Goal: Only a number is wanted. Count the lines holding the string "xlabel".

Information supplied:

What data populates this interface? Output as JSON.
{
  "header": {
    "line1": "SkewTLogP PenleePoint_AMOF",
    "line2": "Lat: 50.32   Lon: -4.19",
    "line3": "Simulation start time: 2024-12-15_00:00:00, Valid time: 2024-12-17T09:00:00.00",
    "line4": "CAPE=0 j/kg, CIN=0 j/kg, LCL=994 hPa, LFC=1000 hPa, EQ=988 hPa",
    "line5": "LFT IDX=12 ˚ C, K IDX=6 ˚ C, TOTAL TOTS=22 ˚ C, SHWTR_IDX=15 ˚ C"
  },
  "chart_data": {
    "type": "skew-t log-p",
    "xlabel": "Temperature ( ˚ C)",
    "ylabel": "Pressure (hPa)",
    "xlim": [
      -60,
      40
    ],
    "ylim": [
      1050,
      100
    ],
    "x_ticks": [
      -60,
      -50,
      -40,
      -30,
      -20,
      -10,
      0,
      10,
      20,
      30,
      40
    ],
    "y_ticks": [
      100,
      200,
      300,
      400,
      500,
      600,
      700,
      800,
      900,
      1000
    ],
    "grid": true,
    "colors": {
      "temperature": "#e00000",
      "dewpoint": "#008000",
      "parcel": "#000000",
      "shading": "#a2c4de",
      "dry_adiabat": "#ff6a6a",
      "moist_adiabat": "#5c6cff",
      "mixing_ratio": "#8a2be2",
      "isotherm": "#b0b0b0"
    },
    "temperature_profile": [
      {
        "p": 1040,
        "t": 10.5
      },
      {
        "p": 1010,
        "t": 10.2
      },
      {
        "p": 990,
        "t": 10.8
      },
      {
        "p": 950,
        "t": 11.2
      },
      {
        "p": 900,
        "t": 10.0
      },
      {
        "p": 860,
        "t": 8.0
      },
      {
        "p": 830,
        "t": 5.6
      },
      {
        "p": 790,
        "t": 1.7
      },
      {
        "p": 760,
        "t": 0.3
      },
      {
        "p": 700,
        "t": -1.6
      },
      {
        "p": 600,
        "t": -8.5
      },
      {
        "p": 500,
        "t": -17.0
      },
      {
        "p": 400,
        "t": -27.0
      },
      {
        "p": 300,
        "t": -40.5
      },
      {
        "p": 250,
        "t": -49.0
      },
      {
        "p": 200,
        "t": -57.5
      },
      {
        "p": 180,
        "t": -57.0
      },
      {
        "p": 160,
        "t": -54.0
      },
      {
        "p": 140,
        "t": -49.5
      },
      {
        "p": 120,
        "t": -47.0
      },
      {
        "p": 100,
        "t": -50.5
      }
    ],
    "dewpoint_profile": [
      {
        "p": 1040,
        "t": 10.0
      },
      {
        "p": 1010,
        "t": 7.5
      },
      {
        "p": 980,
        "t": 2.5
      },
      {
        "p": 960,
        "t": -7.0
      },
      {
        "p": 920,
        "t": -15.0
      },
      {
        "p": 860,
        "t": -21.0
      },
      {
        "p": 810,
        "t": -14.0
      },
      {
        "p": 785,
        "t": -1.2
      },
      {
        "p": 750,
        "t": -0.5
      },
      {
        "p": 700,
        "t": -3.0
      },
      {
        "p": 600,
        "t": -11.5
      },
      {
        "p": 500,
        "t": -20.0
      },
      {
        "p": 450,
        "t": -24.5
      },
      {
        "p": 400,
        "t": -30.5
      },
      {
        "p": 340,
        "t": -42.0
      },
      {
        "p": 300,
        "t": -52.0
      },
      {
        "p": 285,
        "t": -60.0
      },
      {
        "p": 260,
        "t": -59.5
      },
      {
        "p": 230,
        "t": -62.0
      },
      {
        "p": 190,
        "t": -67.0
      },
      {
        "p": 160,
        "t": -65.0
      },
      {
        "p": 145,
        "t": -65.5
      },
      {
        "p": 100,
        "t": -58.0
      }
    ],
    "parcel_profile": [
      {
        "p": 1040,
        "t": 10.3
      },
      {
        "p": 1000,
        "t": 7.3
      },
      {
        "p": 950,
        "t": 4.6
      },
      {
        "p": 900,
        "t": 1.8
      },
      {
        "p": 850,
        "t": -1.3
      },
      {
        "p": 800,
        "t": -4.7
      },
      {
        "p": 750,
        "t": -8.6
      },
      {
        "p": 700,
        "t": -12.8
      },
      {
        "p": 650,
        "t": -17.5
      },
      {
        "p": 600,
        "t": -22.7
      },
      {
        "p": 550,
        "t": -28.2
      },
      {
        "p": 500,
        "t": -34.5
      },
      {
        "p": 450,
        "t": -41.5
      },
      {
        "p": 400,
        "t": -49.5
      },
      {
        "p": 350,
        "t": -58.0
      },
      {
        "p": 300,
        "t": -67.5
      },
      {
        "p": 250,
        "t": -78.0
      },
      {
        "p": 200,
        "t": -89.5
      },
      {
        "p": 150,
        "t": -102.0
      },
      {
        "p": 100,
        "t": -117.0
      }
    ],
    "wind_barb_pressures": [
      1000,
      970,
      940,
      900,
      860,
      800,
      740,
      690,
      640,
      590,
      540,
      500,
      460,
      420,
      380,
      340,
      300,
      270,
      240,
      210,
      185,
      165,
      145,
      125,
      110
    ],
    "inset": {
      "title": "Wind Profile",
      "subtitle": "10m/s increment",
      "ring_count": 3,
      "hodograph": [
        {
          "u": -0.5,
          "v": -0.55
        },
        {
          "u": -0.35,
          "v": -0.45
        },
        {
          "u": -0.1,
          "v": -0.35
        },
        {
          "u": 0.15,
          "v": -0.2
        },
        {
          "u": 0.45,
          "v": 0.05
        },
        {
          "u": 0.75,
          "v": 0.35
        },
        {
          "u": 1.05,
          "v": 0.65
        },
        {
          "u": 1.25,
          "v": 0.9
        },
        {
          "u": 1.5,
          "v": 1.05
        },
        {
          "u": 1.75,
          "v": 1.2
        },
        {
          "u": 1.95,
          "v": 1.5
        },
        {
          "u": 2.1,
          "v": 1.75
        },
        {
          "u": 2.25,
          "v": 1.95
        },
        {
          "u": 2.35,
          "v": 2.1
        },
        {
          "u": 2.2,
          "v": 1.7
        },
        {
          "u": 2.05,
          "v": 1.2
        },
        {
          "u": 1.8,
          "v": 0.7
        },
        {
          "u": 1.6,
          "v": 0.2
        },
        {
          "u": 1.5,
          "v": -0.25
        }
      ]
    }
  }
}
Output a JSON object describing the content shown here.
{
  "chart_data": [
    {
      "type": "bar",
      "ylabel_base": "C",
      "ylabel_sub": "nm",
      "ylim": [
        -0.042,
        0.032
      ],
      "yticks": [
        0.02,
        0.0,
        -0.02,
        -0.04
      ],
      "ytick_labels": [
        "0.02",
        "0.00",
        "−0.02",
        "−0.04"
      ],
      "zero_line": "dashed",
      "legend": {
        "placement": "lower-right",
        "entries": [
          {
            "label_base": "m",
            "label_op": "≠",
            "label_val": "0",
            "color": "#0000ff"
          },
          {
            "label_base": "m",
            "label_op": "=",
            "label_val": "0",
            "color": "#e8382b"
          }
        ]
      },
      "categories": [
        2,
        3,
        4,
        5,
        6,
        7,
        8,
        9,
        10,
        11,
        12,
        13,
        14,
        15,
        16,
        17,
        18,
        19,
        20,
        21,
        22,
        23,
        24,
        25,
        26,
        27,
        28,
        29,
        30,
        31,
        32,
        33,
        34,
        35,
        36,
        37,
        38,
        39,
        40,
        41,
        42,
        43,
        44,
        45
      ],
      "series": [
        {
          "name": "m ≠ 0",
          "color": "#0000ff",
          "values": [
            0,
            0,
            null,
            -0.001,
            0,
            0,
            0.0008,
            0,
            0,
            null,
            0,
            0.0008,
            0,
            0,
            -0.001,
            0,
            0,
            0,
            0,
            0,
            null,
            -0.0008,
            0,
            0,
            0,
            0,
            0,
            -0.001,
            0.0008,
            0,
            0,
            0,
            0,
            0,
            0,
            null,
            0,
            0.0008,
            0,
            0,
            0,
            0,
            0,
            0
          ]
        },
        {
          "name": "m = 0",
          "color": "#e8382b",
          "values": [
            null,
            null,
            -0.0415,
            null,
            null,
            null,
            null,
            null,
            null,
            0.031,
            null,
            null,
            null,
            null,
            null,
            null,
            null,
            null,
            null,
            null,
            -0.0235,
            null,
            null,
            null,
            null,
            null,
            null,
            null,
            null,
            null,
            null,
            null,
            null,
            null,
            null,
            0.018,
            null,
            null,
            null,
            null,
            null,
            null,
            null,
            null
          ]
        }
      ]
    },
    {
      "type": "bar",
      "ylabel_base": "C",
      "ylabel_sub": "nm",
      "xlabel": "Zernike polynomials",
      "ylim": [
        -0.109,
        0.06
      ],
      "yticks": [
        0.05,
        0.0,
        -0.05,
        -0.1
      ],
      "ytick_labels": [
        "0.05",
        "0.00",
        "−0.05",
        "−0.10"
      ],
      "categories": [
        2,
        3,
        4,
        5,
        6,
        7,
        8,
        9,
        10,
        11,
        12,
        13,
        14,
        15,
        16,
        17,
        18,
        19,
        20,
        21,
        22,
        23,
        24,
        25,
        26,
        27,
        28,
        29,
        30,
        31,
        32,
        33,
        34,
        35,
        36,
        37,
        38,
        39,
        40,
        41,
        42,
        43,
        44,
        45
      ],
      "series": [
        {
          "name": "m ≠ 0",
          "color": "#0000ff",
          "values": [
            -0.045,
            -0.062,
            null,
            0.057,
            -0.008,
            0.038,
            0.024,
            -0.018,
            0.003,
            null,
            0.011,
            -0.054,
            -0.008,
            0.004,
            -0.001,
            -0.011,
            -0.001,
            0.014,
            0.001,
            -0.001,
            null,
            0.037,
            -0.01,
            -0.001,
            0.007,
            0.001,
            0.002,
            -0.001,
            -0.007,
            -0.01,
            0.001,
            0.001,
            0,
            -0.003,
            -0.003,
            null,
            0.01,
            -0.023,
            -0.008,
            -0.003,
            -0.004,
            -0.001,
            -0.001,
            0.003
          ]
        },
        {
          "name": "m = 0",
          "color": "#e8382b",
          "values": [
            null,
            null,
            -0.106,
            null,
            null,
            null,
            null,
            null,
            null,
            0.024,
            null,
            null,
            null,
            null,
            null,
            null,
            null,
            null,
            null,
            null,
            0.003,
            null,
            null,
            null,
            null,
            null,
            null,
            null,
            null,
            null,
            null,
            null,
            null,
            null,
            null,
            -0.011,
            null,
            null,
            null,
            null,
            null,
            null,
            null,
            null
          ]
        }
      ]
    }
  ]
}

Reply: 2